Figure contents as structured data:

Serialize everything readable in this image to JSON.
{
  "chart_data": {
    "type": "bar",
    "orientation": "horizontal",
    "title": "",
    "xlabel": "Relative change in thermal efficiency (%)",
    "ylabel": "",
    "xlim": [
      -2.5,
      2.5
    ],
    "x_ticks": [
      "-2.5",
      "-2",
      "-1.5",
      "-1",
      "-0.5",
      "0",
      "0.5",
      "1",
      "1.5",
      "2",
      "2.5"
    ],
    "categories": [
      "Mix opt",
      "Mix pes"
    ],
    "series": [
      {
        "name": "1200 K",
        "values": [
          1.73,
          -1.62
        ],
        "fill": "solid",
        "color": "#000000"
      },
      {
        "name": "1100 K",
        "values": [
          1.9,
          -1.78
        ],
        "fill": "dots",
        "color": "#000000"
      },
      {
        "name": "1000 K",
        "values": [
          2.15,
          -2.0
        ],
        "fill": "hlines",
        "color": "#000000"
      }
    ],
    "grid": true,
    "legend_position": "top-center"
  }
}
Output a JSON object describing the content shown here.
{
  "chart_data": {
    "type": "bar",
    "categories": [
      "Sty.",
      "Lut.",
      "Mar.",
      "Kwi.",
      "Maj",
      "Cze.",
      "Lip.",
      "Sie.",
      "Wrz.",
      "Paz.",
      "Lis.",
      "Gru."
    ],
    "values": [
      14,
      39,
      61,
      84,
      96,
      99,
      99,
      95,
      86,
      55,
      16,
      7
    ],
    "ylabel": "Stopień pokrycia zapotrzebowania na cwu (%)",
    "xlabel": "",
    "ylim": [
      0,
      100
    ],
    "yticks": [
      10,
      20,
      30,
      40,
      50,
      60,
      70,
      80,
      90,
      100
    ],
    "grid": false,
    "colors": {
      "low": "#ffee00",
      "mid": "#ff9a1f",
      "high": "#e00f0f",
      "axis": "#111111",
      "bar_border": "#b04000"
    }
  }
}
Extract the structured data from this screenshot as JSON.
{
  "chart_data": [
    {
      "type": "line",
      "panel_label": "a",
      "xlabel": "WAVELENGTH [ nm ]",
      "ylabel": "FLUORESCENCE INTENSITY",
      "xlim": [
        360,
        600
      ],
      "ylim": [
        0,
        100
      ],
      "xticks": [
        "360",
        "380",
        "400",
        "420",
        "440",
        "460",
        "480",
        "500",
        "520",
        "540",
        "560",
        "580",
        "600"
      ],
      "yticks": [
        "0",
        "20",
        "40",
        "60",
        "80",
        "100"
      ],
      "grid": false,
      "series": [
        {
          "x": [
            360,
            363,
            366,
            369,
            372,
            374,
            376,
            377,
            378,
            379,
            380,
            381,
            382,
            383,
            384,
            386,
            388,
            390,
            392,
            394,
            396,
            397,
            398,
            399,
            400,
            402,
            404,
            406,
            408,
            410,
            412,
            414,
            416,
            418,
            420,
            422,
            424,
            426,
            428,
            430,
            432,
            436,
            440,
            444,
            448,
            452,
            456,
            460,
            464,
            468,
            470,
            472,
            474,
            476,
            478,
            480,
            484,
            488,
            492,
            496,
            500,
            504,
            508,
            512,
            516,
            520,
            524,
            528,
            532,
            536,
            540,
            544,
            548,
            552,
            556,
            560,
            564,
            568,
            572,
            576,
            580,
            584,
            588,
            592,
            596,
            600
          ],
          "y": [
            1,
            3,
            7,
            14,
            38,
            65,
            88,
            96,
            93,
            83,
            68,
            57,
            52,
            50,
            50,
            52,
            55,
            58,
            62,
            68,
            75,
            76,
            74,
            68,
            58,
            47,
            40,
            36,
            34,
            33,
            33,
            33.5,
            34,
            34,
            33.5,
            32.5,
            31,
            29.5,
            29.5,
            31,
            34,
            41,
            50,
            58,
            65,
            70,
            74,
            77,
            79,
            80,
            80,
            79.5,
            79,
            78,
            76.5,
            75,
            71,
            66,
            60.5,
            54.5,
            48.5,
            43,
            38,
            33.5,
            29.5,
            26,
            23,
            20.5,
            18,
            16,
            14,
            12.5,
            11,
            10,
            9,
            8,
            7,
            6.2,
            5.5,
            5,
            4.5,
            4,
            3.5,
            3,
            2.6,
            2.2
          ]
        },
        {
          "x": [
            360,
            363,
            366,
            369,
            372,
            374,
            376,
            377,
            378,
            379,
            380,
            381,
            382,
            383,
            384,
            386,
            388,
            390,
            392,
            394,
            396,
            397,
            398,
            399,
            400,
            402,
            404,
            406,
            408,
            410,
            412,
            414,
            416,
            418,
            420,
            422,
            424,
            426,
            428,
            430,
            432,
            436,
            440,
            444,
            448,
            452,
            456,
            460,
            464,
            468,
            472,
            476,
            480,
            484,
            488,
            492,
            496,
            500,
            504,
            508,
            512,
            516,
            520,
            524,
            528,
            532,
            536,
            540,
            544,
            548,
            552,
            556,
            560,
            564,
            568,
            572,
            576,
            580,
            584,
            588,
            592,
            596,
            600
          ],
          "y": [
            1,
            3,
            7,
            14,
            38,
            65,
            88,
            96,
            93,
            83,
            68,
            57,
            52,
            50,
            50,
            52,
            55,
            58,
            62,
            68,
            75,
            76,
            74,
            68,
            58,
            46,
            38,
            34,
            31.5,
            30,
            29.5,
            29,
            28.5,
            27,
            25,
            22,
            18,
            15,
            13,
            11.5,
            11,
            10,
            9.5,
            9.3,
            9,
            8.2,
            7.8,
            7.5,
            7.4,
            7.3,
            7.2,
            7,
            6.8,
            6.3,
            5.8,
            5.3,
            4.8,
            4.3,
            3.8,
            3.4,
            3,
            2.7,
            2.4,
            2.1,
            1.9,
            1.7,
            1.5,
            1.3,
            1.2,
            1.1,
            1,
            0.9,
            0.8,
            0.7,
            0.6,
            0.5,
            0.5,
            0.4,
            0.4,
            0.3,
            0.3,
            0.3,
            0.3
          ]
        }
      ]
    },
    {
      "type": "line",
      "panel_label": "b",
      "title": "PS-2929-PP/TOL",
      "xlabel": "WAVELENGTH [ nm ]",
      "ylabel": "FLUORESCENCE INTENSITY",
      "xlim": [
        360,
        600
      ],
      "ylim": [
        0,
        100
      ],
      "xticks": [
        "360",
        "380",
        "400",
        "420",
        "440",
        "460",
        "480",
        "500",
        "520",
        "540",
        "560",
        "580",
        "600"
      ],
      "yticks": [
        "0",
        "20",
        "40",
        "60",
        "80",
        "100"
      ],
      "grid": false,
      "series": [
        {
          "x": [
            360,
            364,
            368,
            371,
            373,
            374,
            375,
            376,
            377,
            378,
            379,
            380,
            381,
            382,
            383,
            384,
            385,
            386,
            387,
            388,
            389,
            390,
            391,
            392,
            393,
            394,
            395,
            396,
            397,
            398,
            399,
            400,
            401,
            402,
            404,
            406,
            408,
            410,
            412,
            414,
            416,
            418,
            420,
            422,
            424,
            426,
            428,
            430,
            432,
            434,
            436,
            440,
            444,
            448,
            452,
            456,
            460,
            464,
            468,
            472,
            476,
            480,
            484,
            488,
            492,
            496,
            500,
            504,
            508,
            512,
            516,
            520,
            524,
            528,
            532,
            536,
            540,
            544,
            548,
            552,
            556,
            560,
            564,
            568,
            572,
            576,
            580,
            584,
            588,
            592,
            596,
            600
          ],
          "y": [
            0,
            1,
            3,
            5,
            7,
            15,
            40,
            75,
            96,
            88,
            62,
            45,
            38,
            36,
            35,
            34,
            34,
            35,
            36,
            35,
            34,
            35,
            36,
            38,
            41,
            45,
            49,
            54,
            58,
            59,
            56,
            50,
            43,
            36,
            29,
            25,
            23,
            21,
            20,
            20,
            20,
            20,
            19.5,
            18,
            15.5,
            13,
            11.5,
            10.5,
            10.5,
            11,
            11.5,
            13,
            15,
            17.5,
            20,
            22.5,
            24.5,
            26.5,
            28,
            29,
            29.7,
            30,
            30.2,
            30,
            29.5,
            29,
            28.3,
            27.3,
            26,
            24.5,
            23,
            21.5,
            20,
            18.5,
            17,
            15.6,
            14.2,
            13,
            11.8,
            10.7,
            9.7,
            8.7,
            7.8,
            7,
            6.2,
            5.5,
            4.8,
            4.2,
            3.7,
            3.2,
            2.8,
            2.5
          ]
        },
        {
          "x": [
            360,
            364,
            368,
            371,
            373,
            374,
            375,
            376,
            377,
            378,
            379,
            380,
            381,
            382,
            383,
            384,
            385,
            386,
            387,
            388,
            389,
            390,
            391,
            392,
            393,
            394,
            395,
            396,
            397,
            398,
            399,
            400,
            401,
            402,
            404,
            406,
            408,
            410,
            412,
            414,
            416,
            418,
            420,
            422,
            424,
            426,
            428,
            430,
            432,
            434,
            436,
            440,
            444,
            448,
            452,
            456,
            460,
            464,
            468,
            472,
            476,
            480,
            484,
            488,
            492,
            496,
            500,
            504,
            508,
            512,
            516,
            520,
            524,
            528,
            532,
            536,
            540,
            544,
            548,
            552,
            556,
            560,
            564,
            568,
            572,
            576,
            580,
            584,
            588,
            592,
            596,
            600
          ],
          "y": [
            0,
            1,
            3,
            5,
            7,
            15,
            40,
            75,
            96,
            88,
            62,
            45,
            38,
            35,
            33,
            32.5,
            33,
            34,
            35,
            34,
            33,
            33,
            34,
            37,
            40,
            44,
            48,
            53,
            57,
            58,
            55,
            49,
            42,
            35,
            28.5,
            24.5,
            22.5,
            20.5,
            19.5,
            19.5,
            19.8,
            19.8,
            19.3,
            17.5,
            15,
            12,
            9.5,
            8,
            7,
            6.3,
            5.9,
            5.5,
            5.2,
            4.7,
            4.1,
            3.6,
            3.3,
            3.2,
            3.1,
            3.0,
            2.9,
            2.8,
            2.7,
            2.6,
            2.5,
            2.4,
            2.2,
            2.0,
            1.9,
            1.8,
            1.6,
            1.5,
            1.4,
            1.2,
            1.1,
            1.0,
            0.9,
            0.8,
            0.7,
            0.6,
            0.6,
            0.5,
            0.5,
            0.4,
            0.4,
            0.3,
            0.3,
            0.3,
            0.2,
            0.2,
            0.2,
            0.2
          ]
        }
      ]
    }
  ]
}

What you have to do: Out of the records, collect only those lines that contain the string "JSON".

Exercise result:
Serialize everything readable in this image to JSON.
Output a JSON object describing the content shown here.
Extract the structured data from this screenshot as JSON.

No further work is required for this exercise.